RECORDS FOR PROCESSING
_ _ _ _

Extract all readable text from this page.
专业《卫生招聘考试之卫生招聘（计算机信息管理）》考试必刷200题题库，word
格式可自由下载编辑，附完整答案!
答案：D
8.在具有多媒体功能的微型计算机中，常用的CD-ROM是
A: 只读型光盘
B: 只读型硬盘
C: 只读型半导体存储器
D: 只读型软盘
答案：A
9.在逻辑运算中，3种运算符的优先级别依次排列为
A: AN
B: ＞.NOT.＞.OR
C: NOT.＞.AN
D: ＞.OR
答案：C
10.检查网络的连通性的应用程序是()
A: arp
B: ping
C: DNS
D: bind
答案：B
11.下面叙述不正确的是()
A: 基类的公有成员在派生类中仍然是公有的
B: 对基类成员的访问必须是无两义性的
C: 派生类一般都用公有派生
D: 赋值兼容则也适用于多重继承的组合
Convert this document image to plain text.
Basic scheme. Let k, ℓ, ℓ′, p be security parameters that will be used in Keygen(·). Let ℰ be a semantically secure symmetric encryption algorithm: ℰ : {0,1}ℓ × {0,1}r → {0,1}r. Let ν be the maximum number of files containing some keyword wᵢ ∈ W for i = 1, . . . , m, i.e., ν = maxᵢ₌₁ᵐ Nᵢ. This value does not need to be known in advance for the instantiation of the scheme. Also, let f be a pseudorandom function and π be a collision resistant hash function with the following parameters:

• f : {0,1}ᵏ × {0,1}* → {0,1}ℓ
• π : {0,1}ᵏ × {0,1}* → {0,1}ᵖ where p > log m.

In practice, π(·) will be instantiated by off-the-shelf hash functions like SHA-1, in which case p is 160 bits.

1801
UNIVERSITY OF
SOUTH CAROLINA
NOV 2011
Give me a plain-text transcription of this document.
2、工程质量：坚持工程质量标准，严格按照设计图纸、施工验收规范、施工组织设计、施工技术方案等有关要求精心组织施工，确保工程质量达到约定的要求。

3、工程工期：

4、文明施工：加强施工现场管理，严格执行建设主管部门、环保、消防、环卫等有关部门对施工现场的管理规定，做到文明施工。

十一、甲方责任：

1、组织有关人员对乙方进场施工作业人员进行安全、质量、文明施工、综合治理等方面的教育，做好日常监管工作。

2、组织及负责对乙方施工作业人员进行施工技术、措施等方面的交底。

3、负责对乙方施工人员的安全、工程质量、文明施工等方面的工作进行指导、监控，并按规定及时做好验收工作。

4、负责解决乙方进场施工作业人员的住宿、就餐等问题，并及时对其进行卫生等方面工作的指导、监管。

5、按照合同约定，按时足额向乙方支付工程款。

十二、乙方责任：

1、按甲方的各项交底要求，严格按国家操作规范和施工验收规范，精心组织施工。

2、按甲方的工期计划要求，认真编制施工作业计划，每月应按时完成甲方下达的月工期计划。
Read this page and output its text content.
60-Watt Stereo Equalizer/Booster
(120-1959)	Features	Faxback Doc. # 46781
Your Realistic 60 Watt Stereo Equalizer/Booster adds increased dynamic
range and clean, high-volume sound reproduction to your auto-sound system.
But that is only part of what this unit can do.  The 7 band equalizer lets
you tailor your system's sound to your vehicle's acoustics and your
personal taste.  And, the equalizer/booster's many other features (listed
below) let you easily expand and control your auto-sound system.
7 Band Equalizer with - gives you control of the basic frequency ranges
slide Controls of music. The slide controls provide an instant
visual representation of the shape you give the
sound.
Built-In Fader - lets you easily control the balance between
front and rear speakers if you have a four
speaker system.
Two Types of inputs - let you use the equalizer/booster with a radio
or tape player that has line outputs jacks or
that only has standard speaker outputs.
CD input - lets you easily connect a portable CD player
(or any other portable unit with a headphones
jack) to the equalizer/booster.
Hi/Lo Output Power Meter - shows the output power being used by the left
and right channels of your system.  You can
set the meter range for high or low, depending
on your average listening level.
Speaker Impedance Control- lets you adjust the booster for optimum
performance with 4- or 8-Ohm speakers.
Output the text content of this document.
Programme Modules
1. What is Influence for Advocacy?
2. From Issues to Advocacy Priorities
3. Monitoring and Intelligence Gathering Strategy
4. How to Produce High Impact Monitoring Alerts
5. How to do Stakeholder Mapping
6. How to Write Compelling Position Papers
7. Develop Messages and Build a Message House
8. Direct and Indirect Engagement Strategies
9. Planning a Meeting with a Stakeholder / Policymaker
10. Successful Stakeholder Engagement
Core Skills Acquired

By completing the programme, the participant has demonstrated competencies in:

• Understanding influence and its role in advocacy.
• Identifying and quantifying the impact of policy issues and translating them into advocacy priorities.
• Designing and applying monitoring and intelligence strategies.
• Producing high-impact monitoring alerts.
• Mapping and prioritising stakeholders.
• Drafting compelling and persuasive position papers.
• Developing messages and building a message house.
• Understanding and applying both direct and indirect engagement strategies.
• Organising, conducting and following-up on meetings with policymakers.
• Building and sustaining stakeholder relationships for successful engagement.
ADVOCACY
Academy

_ _ _ _

GIVEN PROBLEM
All of the entries must be written out exactly as they stand.

EXERCISE ANSWER
Extract all readable text from this page.
专业《卫生招聘考试之卫生招聘（计算机信息管理）》考试必刷200题题库，word
格式可自由下载编辑，附完整答案!
答案：D
8.在具有多媒体功能的微型计算机中，常用的CD-ROM是
A: 只读型光盘
B: 只读型硬盘
C: 只读型半导体存储器
D: 只读型软盘
答案：A
9.在逻辑运算中，3种运算符的优先级别依次排列为
A: AN
B: ＞.NOT.＞.OR
C: NOT.＞.AN
D: ＞.OR
答案：C
10.检查网络的连通性的应用程序是()
A: arp
B: ping
C: DNS
D: bind
答案：B
11.下面叙述不正确的是()
A: 基类的公有成员在派生类中仍然是公有的
B: 对基类成员的访问必须是无两义性的
C: 派生类一般都用公有派生
D: 赋值兼容则也适用于多重继承的组合
Convert this document image to plain text.
Basic scheme. Let k, ℓ, ℓ′, p be security parameters that will be used in Keygen(·). Let ℰ be a semantically secure symmetric encryption algorithm: ℰ : {0,1}ℓ × {0,1}r → {0,1}r. Let ν be the maximum number of files containing some keyword wᵢ ∈ W for i = 1, . . . , m, i.e., ν = maxᵢ₌₁ᵐ Nᵢ. This value does not need to be known in advance for the instantiation of the scheme. Also, let f be a pseudorandom function and π be a collision resistant hash function with the following parameters:

• f : {0,1}ᵏ × {0,1}* → {0,1}ℓ
• π : {0,1}ᵏ × {0,1}* → {0,1}ᵖ where p > log m.

In practice, π(·) will be instantiated by off-the-shelf hash functions like SHA-1, in which case p is 160 bits.

1801
UNIVERSITY OF
SOUTH CAROLINA
NOV 2011
Give me a plain-text transcription of this document.
2、工程质量：坚持工程质量标准，严格按照设计图纸、施工验收规范、施工组织设计、施工技术方案等有关要求精心组织施工，确保工程质量达到约定的要求。

3、工程工期：

4、文明施工：加强施工现场管理，严格执行建设主管部门、环保、消防、环卫等有关部门对施工现场的管理规定，做到文明施工。

十一、甲方责任：

1、组织有关人员对乙方进场施工作业人员进行安全、质量、文明施工、综合治理等方面的教育，做好日常监管工作。

2、组织及负责对乙方施工作业人员进行施工技术、措施等方面的交底。

3、负责对乙方施工人员的安全、工程质量、文明施工等方面的工作进行指导、监控，并按规定及时做好验收工作。

4、负责解决乙方进场施工作业人员的住宿、就餐等问题，并及时对其进行卫生等方面工作的指导、监管。

5、按照合同约定，按时足额向乙方支付工程款。

十二、乙方责任：

1、按甲方的各项交底要求，严格按国家操作规范和施工验收规范，精心组织施工。

2、按甲方的工期计划要求，认真编制施工作业计划，每月应按时完成甲方下达的月工期计划。
Read this page and output its text content.
60-Watt Stereo Equalizer/Booster
(120-1959)	Features	Faxback Doc. # 46781
Your Realistic 60 Watt Stereo Equalizer/Booster adds increased dynamic
range and clean, high-volume sound reproduction to your auto-sound system.
But that is only part of what this unit can do.  The 7 band equalizer lets
you tailor your system's sound to your vehicle's acoustics and your
personal taste.  And, the equalizer/booster's many other features (listed
below) let you easily expand and control your auto-sound system.
7 Band Equalizer with - gives you control of the basic frequency ranges
slide Controls of music. The slide controls provide an instant
visual representation of the shape you give the
sound.
Built-In Fader - lets you easily control the balance between
front and rear speakers if you have a four
speaker system.
Two Types of inputs - let you use the equalizer/booster with a radio
or tape player that has line outputs jacks or
that only has standard speaker outputs.
CD input - lets you easily connect a portable CD player
(or any other portable unit with a headphones
jack) to the equalizer/booster.
Hi/Lo Output Power Meter - shows the output power being used by the left
and right channels of your system.  You can
set the meter range for high or low, depending
on your average listening level.
Speaker Impedance Control- lets you adjust the booster for optimum
performance with 4- or 8-Ohm speakers.
Output the text content of this document.
Programme Modules
1. What is Influence for Advocacy?
2. From Issues to Advocacy Priorities
3. Monitoring and Intelligence Gathering Strategy
4. How to Produce High Impact Monitoring Alerts
5. How to do Stakeholder Mapping
6. How to Write Compelling Position Papers
7. Develop Messages and Build a Message House
8. Direct and Indirect Engagement Strategies
9. Planning a Meeting with a Stakeholder / Policymaker
10. Successful Stakeholder Engagement
Core Skills Acquired

By completing the programme, the participant has demonstrated competencies in:

• Understanding influence and its role in advocacy.
• Identifying and quantifying the impact of policy issues and translating them into advocacy priorities.
• Designing and applying monitoring and intelligence strategies.
• Producing high-impact monitoring alerts.
• Mapping and prioritising stakeholders.
• Drafting compelling and persuasive position papers.
• Developing messages and building a message house.
• Understanding and applying both direct and indirect engagement strategies.
• Organising, conducting and following-up on meetings with policymakers.
• Building and sustaining stakeholder relationships for successful engagement.
ADVOCACY
Academy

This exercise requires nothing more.